Exercise objective:
Retype the material below. Keep every word exactly as it is.

(Records from a collection of figures)
----------------------------------------
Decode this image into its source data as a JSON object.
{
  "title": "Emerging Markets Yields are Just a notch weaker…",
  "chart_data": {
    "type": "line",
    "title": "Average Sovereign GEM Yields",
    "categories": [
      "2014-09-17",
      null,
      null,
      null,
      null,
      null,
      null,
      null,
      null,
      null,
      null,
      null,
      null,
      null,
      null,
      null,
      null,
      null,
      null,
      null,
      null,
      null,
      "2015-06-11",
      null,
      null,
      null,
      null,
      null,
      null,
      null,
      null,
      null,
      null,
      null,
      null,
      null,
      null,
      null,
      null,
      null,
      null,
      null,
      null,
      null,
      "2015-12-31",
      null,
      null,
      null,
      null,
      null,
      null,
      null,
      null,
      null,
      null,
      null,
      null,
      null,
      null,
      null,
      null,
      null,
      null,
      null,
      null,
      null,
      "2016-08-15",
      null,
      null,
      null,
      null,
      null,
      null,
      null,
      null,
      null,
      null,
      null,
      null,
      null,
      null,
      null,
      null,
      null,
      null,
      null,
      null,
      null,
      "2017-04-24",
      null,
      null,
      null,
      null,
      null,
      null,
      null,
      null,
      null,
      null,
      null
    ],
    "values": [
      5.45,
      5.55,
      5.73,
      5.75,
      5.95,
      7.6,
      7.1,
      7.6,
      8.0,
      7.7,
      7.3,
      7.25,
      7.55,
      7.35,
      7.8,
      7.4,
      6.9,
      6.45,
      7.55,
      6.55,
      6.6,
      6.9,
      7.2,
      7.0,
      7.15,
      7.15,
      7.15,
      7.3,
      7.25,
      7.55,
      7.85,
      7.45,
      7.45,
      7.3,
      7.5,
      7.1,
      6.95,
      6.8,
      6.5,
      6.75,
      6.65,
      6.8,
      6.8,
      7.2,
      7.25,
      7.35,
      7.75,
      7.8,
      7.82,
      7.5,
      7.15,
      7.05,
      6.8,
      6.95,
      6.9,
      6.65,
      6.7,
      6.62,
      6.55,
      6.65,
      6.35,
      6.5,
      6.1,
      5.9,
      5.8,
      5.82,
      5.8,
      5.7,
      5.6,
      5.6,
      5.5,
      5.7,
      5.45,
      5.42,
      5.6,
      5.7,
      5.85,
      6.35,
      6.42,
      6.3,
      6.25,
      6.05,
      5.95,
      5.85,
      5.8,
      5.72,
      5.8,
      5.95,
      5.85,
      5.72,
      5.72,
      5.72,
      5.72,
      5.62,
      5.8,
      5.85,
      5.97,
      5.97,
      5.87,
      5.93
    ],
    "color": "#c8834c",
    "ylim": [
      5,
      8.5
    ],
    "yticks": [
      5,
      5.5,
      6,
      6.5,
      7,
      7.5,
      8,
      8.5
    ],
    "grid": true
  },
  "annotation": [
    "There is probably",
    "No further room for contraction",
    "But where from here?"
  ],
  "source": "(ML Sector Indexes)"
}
----------------------------------------
Worked answer:
Decode this image into its source data as a JSON object.
{
  "title": "Emerging Markets Yields are Just a notch weaker…",
  "chart_data": {
    "type": "line",
    "title": "Average Sovereign GEM Yields",
    "categories": [
      "2014-09-17",
      null,
      null,
      null,
      null,
      null,
      null,
      null,
      null,
      null,
      null,
      null,
      null,
      null,
      null,
      null,
      null,
      null,
      null,
      null,
      null,
      null,
      "2015-06-11",
      null,
      null,
      null,
      null,
      null,
      null,
      null,
      null,
      null,
      null,
      null,
      null,
      null,
      null,
      null,
      null,
      null,
      null,
      null,
      null,
      null,
      "2015-12-31",
      null,
      null,
      null,
      null,
      null,
      null,
      null,
      null,
      null,
      null,
      null,
      null,
      null,
      null,
      null,
      null,
      null,
      null,
      null,
      null,
      null,
      "2016-08-15",
      null,
      null,
      null,
      null,
      null,
      null,
      null,
      null,
      null,
      null,
      null,
      null,
      null,
      null,
      null,
      null,
      null,
      null,
      null,
      null,
      null,
      "2017-04-24",
      null,
      null,
      null,
      null,
      null,
      null,
      null,
      null,
      null,
      null,
      null
    ],
    "values": [
      5.45,
      5.55,
      5.73,
      5.75,
      5.95,
      7.6,
      7.1,
      7.6,
      8.0,
      7.7,
      7.3,
      7.25,
      7.55,
      7.35,
      7.8,
      7.4,
      6.9,
      6.45,
      7.55,
      6.55,
      6.6,
      6.9,
      7.2,
      7.0,
      7.15,
      7.15,
      7.15,
      7.3,
      7.25,
      7.55,
      7.85,
      7.45,
      7.45,
      7.3,
      7.5,
      7.1,
      6.95,
      6.8,
      6.5,
      6.75,
      6.65,
      6.8,
      6.8,
      7.2,
      7.25,
      7.35,
      7.75,
      7.8,
      7.82,
      7.5,
      7.15,
      7.05,
      6.8,
      6.95,
      6.9,
      6.65,
      6.7,
      6.62,
      6.55,
      6.65,
      6.35,
      6.5,
      6.1,
      5.9,
      5.8,
      5.82,
      5.8,
      5.7,
      5.6,
      5.6,
      5.5,
      5.7,
      5.45,
      5.42,
      5.6,
      5.7,
      5.85,
      6.35,
      6.42,
      6.3,
      6.25,
      6.05,
      5.95,
      5.85,
      5.8,
      5.72,
      5.8,
      5.95,
      5.85,
      5.72,
      5.72,
      5.72,
      5.72,
      5.62,
      5.8,
      5.85,
      5.97,
      5.97,
      5.87,
      5.93
    ],
    "color": "#c8834c",
    "ylim": [
      5,
      8.5
    ],
    "yticks": [
      5,
      5.5,
      6,
      6.5,
      7,
      7.5,
      8,
      8.5
    ],
    "grid": true
  },
  "annotation": [
    "There is probably",
    "No further room for contraction",
    "But where from here?"
  ],
  "source": "(ML Sector Indexes)"
}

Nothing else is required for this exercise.